Task directions:
Work through the listing below and count the lines that hold "index". Answer with the number alone.

Start of Provided entries

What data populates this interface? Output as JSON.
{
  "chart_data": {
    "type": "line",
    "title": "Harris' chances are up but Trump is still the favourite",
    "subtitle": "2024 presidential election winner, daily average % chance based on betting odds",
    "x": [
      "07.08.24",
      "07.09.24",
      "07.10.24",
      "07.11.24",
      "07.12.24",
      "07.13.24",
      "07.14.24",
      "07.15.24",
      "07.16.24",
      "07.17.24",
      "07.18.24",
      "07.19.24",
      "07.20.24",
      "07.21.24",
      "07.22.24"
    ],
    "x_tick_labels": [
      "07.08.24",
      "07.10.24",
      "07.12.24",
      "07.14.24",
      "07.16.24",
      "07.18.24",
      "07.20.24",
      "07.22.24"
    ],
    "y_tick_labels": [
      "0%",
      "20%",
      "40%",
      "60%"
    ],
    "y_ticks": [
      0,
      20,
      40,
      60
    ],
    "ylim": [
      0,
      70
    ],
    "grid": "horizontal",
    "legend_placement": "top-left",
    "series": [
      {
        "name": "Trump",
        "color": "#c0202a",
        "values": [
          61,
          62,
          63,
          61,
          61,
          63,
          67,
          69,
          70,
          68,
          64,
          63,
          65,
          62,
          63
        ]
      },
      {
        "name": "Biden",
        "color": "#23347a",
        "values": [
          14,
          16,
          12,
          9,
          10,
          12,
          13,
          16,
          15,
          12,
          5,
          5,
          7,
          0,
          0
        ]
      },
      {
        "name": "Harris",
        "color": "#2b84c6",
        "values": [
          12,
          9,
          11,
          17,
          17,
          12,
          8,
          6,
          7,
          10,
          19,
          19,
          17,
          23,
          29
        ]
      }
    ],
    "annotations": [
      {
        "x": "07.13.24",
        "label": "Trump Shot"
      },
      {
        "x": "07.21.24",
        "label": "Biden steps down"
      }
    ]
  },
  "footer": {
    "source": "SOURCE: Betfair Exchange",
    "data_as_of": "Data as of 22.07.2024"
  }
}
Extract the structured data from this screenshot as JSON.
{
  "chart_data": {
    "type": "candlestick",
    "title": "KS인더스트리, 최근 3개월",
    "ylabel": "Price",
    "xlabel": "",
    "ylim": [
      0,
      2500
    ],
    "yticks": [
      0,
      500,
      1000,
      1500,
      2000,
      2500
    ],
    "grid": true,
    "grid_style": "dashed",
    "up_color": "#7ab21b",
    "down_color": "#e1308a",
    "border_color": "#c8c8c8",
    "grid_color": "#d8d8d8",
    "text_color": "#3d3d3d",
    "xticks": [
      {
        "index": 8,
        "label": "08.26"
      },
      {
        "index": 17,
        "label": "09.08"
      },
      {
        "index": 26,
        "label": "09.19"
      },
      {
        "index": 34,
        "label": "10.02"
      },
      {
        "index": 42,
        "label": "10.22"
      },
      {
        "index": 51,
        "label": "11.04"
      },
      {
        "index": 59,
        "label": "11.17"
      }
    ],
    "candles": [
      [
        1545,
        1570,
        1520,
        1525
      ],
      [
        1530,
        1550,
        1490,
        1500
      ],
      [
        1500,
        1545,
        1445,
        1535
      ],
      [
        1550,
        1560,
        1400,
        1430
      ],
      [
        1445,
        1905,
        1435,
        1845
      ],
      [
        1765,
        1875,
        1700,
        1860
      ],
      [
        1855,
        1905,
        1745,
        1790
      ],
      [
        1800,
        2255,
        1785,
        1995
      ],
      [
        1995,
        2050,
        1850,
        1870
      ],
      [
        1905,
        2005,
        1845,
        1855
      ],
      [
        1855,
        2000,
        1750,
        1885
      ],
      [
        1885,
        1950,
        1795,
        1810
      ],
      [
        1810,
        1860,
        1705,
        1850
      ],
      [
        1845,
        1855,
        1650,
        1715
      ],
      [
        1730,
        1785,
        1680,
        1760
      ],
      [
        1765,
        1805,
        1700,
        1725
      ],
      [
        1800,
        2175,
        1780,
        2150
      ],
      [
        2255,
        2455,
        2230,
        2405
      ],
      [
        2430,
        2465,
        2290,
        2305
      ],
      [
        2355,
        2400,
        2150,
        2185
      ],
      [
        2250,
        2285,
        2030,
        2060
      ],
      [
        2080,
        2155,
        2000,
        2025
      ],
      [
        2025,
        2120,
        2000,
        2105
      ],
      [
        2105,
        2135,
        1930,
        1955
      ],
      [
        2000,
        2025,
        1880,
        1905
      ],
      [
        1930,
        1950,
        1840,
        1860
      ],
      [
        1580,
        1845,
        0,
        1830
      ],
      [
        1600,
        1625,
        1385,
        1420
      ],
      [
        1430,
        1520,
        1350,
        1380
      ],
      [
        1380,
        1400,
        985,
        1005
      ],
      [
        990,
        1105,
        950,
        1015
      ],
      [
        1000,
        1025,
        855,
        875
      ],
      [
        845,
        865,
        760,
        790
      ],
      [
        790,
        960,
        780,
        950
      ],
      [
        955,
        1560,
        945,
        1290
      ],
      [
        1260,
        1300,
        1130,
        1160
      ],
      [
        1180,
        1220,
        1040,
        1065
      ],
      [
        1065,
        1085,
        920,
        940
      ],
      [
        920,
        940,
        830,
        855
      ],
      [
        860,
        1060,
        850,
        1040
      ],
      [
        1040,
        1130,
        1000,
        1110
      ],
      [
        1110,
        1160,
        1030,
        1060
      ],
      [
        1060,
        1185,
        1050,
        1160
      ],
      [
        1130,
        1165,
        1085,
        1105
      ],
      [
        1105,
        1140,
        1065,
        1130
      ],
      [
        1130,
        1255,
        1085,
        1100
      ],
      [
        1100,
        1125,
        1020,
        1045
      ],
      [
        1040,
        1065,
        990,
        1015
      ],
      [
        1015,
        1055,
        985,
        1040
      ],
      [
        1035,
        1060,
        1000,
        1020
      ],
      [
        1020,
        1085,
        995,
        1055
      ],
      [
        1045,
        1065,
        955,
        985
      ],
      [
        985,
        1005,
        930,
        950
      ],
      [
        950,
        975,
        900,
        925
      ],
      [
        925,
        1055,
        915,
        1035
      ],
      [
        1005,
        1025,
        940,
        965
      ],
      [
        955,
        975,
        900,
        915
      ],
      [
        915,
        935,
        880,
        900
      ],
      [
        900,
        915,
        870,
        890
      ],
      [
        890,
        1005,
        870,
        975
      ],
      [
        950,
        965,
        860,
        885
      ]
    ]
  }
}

End of Provided entries

Solution:
7